WRITTEN EXERCISE — Using the records below, locate all lines containing "Nielsen" and return them.

PROVIDED MATERIAL —
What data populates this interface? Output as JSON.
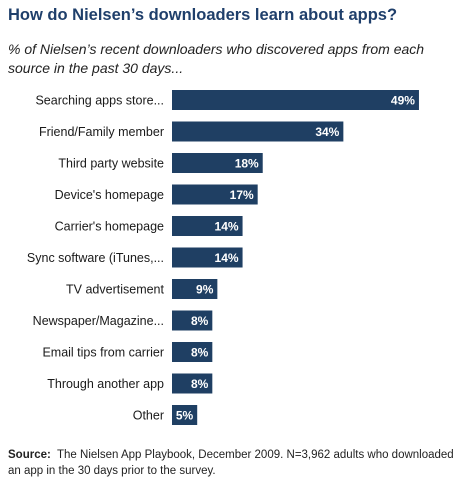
{
  "title": "How do Nielsen’s downloaders learn about apps?",
  "subtitle": "% of Nielsen’s recent downloaders who discovered apps from each source in the past 30 days...",
  "source_label": "Source:",
  "source_text": "The Nielsen App Playbook, December 2009. N=3,962 adults who downloaded an app in the 30 days prior to the survey.",
  "colors": {
    "bar": "#1f3f63",
    "bar_label": "#ffffff",
    "title": "#1f3f6b"
  },
  "chart_data": {
    "type": "bar",
    "orientation": "horizontal",
    "categories": [
      "Searching apps store...",
      "Friend/Family member",
      "Third party website",
      "Device's homepage",
      "Carrier's homepage",
      "Sync software (iTunes,...",
      "TV advertisement",
      "Newspaper/Magazine...",
      "Email tips from carrier",
      "Through another app",
      "Other"
    ],
    "values": [
      49,
      34,
      18,
      17,
      14,
      14,
      9,
      8,
      8,
      8,
      5
    ],
    "value_labels": [
      "49%",
      "34%",
      "18%",
      "17%",
      "14%",
      "14%",
      "9%",
      "8%",
      "8%",
      "8%",
      "5%"
    ],
    "unit": "%",
    "xlim": [
      0,
      50
    ],
    "grid": false,
    "legend": "none"
  }
}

SOLUTION FOR THIS TASK —
  "title": "How do Nielsen’s downloaders learn about apps?",
  "subtitle": "% of Nielsen’s recent downloaders who discovered apps from each source in the past 30 days...",
  "source_text": "The Nielsen App Playbook, December 2009. N=3,962 adults who downloaded an app in the 30 days prior to the survey.",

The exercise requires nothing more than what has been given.